Below is some material; set it all down exactly, apart from the pictures.

━━━ ENTRIES ━━━

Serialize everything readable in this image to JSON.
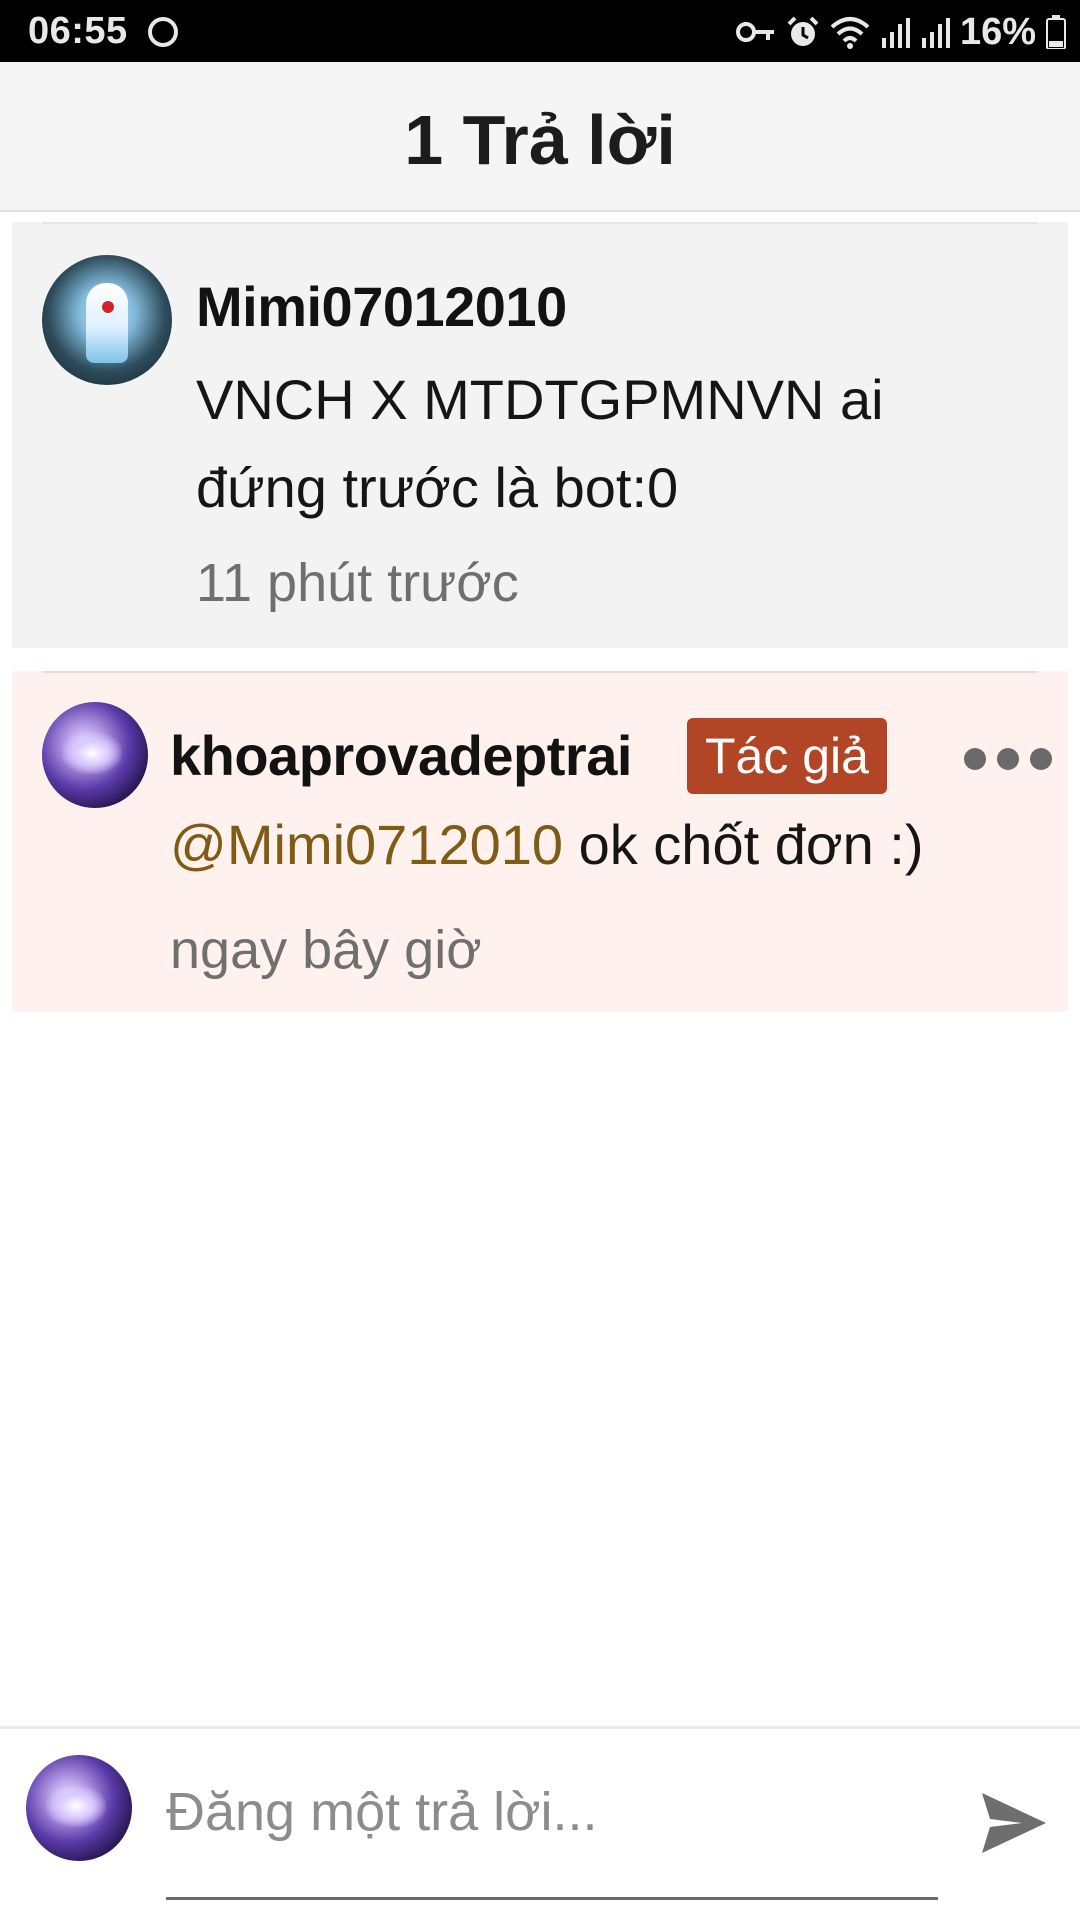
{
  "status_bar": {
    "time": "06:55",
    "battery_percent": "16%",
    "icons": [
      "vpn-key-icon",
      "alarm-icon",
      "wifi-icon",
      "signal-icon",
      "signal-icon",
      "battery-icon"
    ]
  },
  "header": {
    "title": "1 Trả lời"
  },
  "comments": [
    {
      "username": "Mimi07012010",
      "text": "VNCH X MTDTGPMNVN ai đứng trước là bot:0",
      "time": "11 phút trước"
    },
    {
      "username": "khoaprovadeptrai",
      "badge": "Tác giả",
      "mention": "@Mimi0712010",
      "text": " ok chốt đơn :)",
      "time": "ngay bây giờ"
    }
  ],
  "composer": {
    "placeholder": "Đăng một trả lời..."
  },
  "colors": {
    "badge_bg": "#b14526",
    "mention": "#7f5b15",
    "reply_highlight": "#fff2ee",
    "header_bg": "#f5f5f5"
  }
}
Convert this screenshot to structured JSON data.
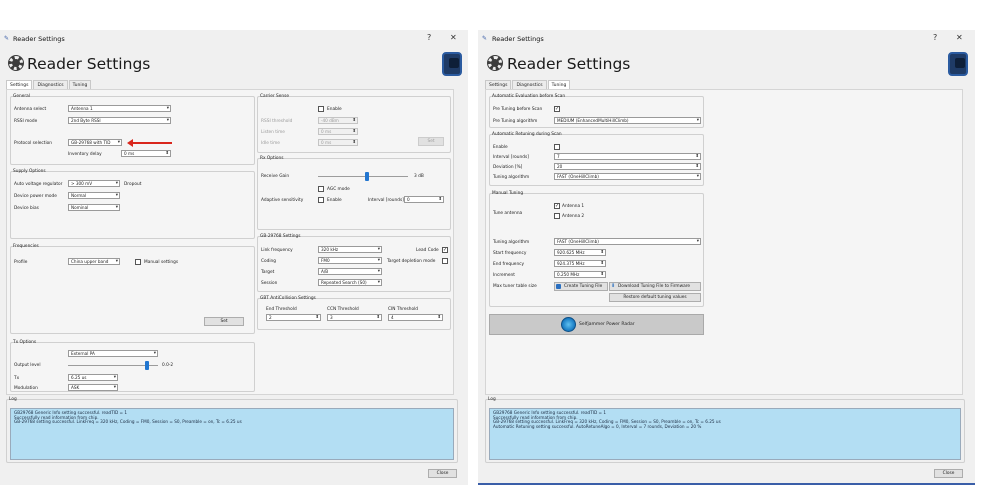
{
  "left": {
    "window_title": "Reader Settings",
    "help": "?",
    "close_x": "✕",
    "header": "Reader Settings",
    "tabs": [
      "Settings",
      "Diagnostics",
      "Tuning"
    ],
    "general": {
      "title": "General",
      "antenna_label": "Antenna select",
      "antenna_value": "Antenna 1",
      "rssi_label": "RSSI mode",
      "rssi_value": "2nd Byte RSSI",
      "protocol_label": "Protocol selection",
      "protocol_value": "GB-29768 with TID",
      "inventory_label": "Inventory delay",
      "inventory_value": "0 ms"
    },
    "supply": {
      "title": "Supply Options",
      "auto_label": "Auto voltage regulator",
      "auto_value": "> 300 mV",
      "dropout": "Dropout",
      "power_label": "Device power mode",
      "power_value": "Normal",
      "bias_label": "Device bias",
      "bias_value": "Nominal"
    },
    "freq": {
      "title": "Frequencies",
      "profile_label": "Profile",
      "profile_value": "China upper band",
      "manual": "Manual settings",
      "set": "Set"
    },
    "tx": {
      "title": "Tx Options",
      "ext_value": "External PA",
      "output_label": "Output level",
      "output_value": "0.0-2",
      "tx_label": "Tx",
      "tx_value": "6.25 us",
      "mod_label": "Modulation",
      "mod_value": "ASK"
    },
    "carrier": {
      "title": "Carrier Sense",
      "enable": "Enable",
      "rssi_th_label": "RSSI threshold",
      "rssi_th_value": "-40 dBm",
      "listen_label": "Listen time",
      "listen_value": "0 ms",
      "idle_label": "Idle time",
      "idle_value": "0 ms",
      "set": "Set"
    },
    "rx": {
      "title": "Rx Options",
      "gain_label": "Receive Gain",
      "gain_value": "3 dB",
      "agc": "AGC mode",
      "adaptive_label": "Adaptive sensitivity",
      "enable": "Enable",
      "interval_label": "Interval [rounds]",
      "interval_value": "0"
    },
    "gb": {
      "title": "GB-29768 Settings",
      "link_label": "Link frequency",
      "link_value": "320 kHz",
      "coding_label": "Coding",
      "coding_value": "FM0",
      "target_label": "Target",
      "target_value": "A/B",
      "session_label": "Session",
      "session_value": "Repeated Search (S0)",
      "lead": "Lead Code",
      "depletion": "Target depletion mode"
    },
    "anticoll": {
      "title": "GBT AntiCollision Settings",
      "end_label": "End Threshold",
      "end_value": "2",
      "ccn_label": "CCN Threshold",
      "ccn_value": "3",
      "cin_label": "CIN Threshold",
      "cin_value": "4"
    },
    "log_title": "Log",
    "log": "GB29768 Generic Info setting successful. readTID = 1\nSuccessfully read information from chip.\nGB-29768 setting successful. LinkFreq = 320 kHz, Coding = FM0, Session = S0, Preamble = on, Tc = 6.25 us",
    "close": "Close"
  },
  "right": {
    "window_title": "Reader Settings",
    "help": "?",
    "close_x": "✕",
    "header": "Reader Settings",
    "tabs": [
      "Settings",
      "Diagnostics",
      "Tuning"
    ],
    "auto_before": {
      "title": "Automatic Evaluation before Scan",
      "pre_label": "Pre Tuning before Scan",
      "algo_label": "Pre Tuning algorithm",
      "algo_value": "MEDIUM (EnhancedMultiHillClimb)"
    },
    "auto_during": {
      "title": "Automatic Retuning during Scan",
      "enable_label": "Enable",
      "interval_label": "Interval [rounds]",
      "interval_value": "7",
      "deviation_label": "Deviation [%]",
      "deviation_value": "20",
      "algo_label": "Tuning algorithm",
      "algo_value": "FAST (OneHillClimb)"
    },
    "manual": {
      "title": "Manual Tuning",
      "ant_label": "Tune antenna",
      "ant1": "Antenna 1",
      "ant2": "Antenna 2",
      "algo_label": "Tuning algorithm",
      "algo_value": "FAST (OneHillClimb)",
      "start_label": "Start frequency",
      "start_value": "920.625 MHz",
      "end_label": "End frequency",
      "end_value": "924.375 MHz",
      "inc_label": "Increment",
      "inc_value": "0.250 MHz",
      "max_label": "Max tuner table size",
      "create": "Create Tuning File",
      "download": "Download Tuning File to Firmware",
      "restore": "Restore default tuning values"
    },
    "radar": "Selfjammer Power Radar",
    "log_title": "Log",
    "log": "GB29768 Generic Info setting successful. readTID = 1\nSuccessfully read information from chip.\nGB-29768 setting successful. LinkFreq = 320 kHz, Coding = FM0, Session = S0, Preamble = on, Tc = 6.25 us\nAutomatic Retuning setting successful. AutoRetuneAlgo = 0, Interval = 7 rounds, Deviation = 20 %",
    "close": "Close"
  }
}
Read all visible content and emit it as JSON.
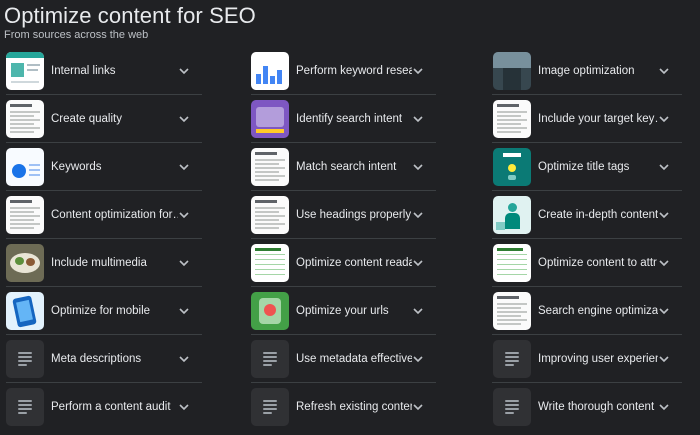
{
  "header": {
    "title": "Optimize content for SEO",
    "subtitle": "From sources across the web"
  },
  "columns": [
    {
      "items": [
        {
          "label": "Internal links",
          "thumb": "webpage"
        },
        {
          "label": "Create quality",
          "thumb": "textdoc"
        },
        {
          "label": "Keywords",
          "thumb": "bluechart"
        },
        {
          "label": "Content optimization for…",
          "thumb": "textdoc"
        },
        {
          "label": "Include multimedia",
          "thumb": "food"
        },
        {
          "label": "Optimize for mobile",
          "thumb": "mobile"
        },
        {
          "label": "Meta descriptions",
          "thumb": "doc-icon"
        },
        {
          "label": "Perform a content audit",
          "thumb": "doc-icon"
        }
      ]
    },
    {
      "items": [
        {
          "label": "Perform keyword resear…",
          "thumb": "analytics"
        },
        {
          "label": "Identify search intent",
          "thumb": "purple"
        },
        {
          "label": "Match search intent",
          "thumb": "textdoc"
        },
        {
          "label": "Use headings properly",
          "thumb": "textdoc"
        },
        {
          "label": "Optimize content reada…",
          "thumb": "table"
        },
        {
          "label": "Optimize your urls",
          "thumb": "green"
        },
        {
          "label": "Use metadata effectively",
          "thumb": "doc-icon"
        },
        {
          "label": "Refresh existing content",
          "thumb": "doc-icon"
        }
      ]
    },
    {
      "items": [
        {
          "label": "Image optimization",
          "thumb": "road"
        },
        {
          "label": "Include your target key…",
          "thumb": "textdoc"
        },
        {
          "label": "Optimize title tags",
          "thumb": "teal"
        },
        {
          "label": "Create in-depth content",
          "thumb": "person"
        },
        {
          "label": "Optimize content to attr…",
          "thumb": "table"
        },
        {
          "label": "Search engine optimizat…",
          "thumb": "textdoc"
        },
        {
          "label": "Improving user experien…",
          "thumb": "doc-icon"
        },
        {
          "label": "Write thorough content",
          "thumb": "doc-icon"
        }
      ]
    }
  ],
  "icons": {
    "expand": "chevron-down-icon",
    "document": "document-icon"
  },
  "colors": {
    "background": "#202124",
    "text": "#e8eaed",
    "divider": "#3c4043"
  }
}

━━━

IN RESPONSE
Serialize everything readable in this image to JSON.
{
  "status_bar": {
    "time": "06:55",
    "battery_percent": "16%",
    "icons": [
      "vpn-key-icon",
      "alarm-icon",
      "wifi-icon",
      "signal-icon",
      "signal-icon",
      "battery-icon"
    ]
  },
  "header": {
    "title": "1 Trả lời"
  },
  "comments": [
    {
      "username": "Mimi07012010",
      "text": "VNCH X MTDTGPMNVN ai đứng trước là bot:0",
      "time": "11 phút trước"
    },
    {
      "username": "khoaprovadeptrai",
      "badge": "Tác giả",
      "mention": "@Mimi0712010",
      "text": " ok chốt đơn :)",
      "time": "ngay bây giờ"
    }
  ],
  "composer": {
    "placeholder": "Đăng một trả lời..."
  },
  "colors": {
    "badge_bg": "#b14526",
    "mention": "#7f5b15",
    "reply_highlight": "#fff2ee",
    "header_bg": "#f5f5f5"
  }
}
Convert this screenshot to structured JSON data.
{
  "left": {
    "window_title": "Reader Settings",
    "help": "?",
    "close_x": "✕",
    "header": "Reader Settings",
    "tabs": [
      "Settings",
      "Diagnostics",
      "Tuning"
    ],
    "general": {
      "title": "General",
      "antenna_label": "Antenna select",
      "antenna_value": "Antenna 1",
      "rssi_label": "RSSI mode",
      "rssi_value": "2nd Byte RSSI",
      "protocol_label": "Protocol selection",
      "protocol_value": "GB-29768 with TID",
      "inventory_label": "Inventory delay",
      "inventory_value": "0 ms"
    },
    "supply": {
      "title": "Supply Options",
      "auto_label": "Auto voltage regulator",
      "auto_value": "> 300 mV",
      "dropout": "Dropout",
      "power_label": "Device power mode",
      "power_value": "Normal",
      "bias_label": "Device bias",
      "bias_value": "Nominal"
    },
    "freq": {
      "title": "Frequencies",
      "profile_label": "Profile",
      "profile_value": "China upper band",
      "manual": "Manual settings",
      "set": "Set"
    },
    "tx": {
      "title": "Tx Options",
      "ext_value": "External PA",
      "output_label": "Output level",
      "output_value": "0.0-2",
      "tx_label": "Tx",
      "tx_value": "6.25 us",
      "mod_label": "Modulation",
      "mod_value": "ASK"
    },
    "carrier": {
      "title": "Carrier Sense",
      "enable": "Enable",
      "rssi_th_label": "RSSI threshold",
      "rssi_th_value": "-40 dBm",
      "listen_label": "Listen time",
      "listen_value": "0 ms",
      "idle_label": "Idle time",
      "idle_value": "0 ms",
      "set": "Set"
    },
    "rx": {
      "title": "Rx Options",
      "gain_label": "Receive Gain",
      "gain_value": "3 dB",
      "agc": "AGC mode",
      "adaptive_label": "Adaptive sensitivity",
      "enable": "Enable",
      "interval_label": "Interval [rounds]",
      "interval_value": "0"
    },
    "gb": {
      "title": "GB-29768 Settings",
      "link_label": "Link frequency",
      "link_value": "320 kHz",
      "coding_label": "Coding",
      "coding_value": "FM0",
      "target_label": "Target",
      "target_value": "A/B",
      "session_label": "Session",
      "session_value": "Repeated Search (S0)",
      "lead": "Lead Code",
      "depletion": "Target depletion mode"
    },
    "anticoll": {
      "title": "GBT AntiCollision Settings",
      "end_label": "End Threshold",
      "end_value": "2",
      "ccn_label": "CCN Threshold",
      "ccn_value": "3",
      "cin_label": "CIN Threshold",
      "cin_value": "4"
    },
    "log_title": "Log",
    "log": "GB29768 Generic Info setting successful. readTID = 1\nSuccessfully read information from chip.\nGB-29768 setting successful. LinkFreq = 320 kHz, Coding = FM0, Session = S0, Preamble = on, Tc = 6.25 us",
    "close": "Close"
  },
  "right": {
    "window_title": "Reader Settings",
    "help": "?",
    "close_x": "✕",
    "header": "Reader Settings",
    "tabs": [
      "Settings",
      "Diagnostics",
      "Tuning"
    ],
    "auto_before": {
      "title": "Automatic Evaluation before Scan",
      "pre_label": "Pre Tuning before Scan",
      "algo_label": "Pre Tuning algorithm",
      "algo_value": "MEDIUM (EnhancedMultiHillClimb)"
    },
    "auto_during": {
      "title": "Automatic Retuning during Scan",
      "enable_label": "Enable",
      "interval_label": "Interval [rounds]",
      "interval_value": "7",
      "deviation_label": "Deviation [%]",
      "deviation_value": "20",
      "algo_label": "Tuning algorithm",
      "algo_value": "FAST (OneHillClimb)"
    },
    "manual": {
      "title": "Manual Tuning",
      "ant_label": "Tune antenna",
      "ant1": "Antenna 1",
      "ant2": "Antenna 2",
      "algo_label": "Tuning algorithm",
      "algo_value": "FAST (OneHillClimb)",
      "start_label": "Start frequency",
      "start_value": "920.625 MHz",
      "end_label": "End frequency",
      "end_value": "924.375 MHz",
      "inc_label": "Increment",
      "inc_value": "0.250 MHz",
      "max_label": "Max tuner table size",
      "create": "Create Tuning File",
      "download": "Download Tuning File to Firmware",
      "restore": "Restore default tuning values"
    },
    "radar": "Selfjammer Power Radar",
    "log_title": "Log",
    "log": "GB29768 Generic Info setting successful. readTID = 1\nSuccessfully read information from chip.\nGB-29768 setting successful. LinkFreq = 320 kHz, Coding = FM0, Session = S0, Preamble = on, Tc = 6.25 us\nAutomatic Retuning setting successful. AutoRetuneAlgo = 0, Interval = 7 rounds, Deviation = 20 %",
    "close": "Close"
  }
}
Read all visible content and emit it as JSON.
{
  "header": {
    "title": "Optimize content for SEO",
    "subtitle": "From sources across the web"
  },
  "columns": [
    {
      "items": [
        {
          "label": "Internal links",
          "thumb": "webpage"
        },
        {
          "label": "Create quality",
          "thumb": "textdoc"
        },
        {
          "label": "Keywords",
          "thumb": "bluechart"
        },
        {
          "label": "Content optimization for…",
          "thumb": "textdoc"
        },
        {
          "label": "Include multimedia",
          "thumb": "food"
        },
        {
          "label": "Optimize for mobile",
          "thumb": "mobile"
        },
        {
          "label": "Meta descriptions",
          "thumb": "doc-icon"
        },
        {
          "label": "Perform a content audit",
          "thumb": "doc-icon"
        }
      ]
    },
    {
      "items": [
        {
          "label": "Perform keyword resear…",
          "thumb": "analytics"
        },
        {
          "label": "Identify search intent",
          "thumb": "purple"
        },
        {
          "label": "Match search intent",
          "thumb": "textdoc"
        },
        {
          "label": "Use headings properly",
          "thumb": "textdoc"
        },
        {
          "label": "Optimize content reada…",
          "thumb": "table"
        },
        {
          "label": "Optimize your urls",
          "thumb": "green"
        },
        {
          "label": "Use metadata effectively",
          "thumb": "doc-icon"
        },
        {
          "label": "Refresh existing content",
          "thumb": "doc-icon"
        }
      ]
    },
    {
      "items": [
        {
          "label": "Image optimization",
          "thumb": "road"
        },
        {
          "label": "Include your target key…",
          "thumb": "textdoc"
        },
        {
          "label": "Optimize title tags",
          "thumb": "teal"
        },
        {
          "label": "Create in-depth content",
          "thumb": "person"
        },
        {
          "label": "Optimize content to attr…",
          "thumb": "table"
        },
        {
          "label": "Search engine optimizat…",
          "thumb": "textdoc"
        },
        {
          "label": "Improving user experien…",
          "thumb": "doc-icon"
        },
        {
          "label": "Write thorough content",
          "thumb": "doc-icon"
        }
      ]
    }
  ],
  "icons": {
    "expand": "chevron-down-icon",
    "document": "document-icon"
  },
  "colors": {
    "background": "#202124",
    "text": "#e8eaed",
    "divider": "#3c4043"
  }
}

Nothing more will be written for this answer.